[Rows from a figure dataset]
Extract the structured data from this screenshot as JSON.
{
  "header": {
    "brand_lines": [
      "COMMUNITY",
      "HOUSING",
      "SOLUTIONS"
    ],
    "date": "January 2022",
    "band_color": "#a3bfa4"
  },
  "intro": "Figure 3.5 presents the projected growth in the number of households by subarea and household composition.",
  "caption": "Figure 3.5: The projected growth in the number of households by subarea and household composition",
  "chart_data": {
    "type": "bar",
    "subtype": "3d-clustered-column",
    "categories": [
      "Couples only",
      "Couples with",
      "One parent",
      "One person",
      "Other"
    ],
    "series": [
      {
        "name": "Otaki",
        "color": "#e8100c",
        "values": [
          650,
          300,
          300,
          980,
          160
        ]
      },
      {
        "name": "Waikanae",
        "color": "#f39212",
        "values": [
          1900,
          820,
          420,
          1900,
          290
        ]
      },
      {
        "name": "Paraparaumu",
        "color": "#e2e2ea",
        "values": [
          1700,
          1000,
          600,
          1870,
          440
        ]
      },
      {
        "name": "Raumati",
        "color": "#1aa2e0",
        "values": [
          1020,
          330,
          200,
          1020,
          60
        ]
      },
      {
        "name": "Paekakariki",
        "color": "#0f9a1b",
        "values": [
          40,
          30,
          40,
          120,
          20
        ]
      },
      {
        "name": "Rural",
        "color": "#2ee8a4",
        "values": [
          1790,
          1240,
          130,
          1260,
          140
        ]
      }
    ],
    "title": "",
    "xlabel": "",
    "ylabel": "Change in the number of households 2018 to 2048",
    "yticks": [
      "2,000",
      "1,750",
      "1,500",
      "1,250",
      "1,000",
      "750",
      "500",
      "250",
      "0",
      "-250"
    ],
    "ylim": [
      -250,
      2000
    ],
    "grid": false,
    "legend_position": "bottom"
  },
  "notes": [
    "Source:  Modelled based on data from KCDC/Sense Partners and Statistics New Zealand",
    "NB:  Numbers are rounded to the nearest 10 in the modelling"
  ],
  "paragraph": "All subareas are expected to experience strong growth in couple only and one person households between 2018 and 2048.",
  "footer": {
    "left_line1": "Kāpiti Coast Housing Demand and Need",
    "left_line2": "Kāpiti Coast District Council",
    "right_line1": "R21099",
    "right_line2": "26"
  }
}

• _WHAT IS NEEDED_
Return all lines containing the word "only".

• _EXERCISE OUTPUT_
      "Couples only",
  "paragraph": "All subareas are expected to experience strong growth in couple only and one person households between 2018 and 2048.",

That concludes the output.